-- Begin THE RECORDS --

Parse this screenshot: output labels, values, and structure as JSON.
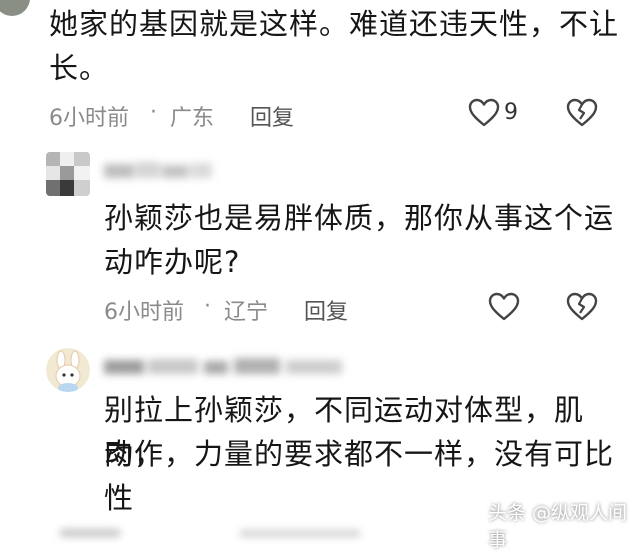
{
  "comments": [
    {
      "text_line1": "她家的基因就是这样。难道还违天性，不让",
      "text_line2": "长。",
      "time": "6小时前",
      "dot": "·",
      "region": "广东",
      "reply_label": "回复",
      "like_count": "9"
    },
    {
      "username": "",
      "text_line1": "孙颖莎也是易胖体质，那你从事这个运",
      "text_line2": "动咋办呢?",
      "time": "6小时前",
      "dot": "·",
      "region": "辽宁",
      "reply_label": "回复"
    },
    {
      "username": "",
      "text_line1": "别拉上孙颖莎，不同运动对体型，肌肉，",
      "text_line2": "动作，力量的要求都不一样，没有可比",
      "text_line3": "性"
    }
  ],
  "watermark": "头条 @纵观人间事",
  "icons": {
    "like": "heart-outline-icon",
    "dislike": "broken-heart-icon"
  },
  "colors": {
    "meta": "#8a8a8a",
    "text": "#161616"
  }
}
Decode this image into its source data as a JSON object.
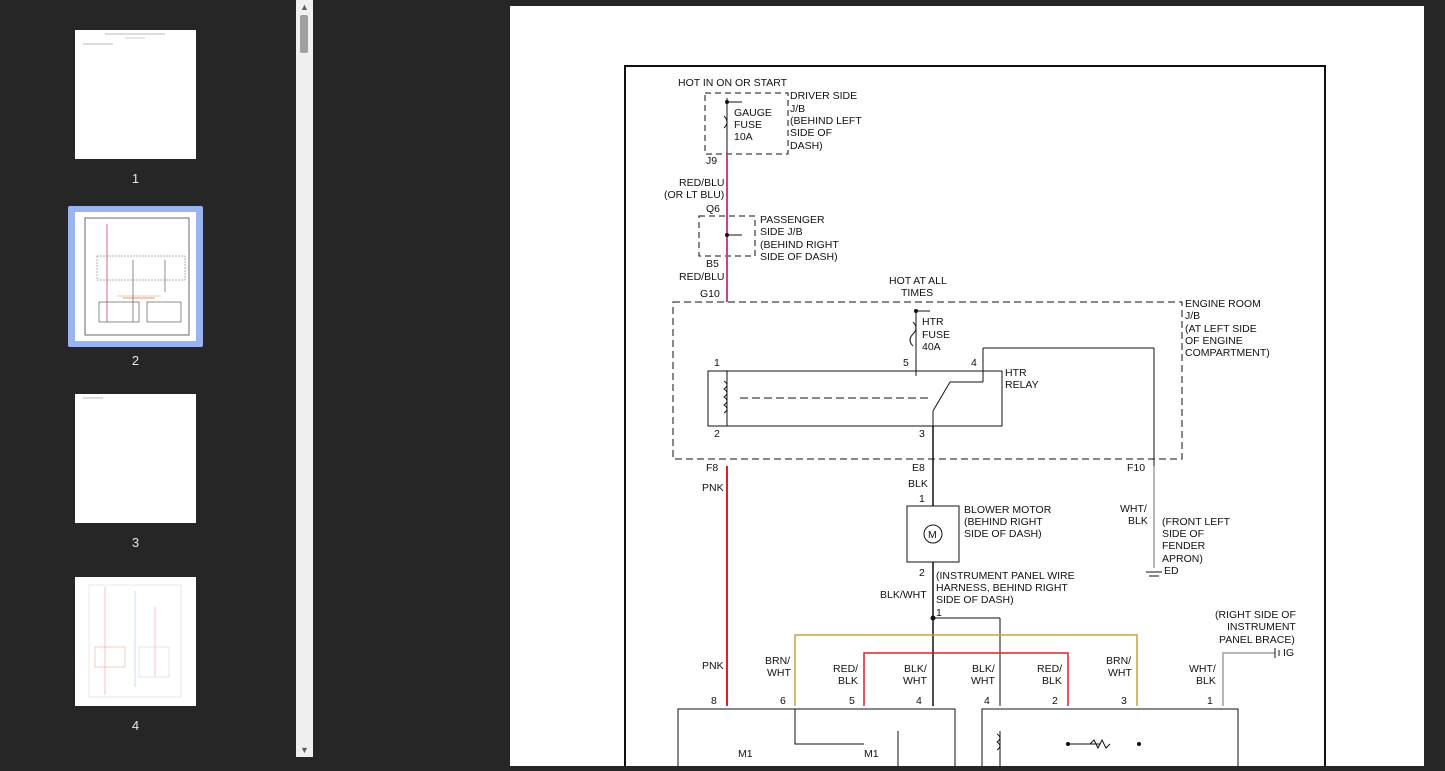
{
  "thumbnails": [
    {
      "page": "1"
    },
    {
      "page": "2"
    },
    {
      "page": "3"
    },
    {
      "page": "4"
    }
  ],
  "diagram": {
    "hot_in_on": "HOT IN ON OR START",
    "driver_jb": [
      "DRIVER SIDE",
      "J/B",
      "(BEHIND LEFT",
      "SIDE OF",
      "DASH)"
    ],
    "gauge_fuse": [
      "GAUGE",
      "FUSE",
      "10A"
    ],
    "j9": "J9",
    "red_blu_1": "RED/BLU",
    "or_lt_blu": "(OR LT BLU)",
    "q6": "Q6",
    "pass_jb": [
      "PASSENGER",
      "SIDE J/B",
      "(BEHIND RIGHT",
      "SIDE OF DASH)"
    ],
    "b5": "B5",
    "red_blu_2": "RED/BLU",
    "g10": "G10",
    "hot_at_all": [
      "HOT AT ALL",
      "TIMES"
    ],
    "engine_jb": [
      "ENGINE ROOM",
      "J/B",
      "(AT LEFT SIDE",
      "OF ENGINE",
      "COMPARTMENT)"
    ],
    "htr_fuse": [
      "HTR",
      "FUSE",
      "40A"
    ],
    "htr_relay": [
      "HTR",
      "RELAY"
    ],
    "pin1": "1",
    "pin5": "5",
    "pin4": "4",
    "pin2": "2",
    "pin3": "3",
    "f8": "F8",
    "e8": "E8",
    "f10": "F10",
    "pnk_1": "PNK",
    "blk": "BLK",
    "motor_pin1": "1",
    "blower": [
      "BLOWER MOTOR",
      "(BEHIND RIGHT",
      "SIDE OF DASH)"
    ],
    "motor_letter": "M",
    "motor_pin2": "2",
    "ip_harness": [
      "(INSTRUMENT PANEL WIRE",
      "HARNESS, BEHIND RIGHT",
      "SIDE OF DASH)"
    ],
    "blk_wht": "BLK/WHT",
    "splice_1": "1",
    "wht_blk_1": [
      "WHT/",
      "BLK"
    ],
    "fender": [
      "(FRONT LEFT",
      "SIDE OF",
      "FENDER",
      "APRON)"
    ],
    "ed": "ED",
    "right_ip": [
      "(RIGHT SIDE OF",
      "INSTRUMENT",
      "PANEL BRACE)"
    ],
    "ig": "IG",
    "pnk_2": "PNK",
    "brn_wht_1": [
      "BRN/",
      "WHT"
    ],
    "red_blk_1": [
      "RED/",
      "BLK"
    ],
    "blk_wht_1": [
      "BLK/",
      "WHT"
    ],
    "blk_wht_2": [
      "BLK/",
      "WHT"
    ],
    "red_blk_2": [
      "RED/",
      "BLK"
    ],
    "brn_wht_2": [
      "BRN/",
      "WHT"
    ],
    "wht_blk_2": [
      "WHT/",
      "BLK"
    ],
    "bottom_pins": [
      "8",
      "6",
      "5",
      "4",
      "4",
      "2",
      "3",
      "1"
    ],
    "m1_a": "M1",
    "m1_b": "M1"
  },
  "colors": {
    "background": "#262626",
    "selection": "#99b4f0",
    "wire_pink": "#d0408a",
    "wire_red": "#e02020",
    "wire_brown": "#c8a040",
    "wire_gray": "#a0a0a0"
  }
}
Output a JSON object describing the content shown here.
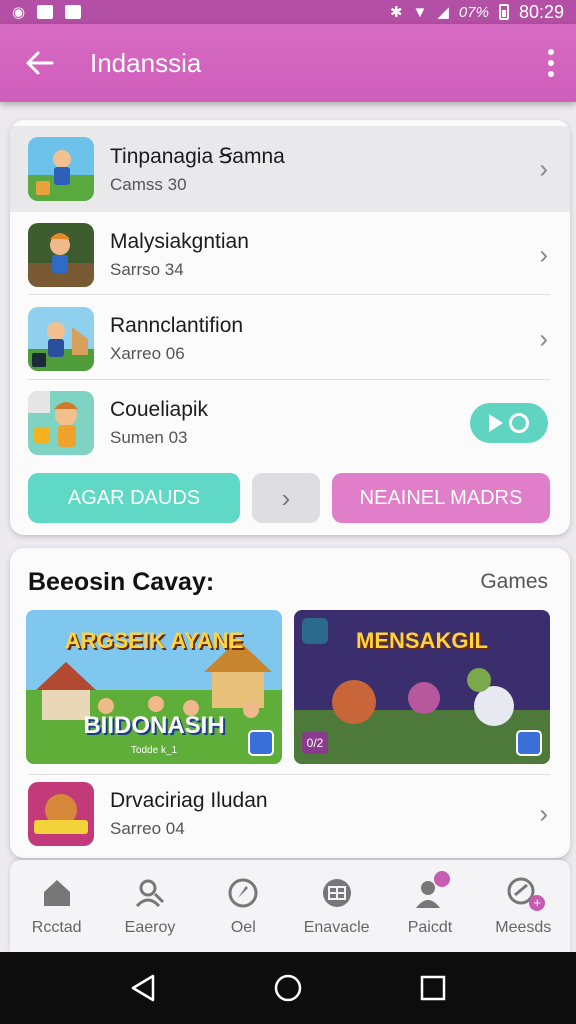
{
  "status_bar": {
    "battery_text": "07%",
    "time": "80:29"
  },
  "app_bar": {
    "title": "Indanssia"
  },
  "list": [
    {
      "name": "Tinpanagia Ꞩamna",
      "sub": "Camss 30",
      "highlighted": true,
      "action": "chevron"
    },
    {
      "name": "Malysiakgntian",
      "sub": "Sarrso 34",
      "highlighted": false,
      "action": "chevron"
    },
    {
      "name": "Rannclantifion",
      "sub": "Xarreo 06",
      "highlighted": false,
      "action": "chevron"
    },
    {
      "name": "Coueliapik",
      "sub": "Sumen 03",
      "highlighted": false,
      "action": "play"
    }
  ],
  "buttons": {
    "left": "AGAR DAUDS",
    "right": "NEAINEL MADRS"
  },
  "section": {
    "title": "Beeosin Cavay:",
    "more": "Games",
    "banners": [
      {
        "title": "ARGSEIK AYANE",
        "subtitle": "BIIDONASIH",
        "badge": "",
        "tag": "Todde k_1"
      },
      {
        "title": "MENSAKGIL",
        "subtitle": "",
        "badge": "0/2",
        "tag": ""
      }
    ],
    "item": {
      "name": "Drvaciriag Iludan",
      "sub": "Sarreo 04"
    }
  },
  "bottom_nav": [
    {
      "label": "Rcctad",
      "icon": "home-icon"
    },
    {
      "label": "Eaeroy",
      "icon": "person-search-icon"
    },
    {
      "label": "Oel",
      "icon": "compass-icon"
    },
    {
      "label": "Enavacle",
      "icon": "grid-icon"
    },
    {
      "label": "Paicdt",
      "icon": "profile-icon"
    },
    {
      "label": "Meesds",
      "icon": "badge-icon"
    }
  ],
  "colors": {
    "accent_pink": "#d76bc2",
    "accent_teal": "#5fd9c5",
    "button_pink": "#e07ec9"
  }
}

-- End THE RECORDS --

▸ PROBLEM STATEMENT
Point out every line holding the string "BEHIND" and copy it.

▸ FINISHED TASK
      "(BEHIND LEFT",
      "(BEHIND RIGHT",
      "(BEHIND RIGHT",
      "HARNESS, BEHIND RIGHT",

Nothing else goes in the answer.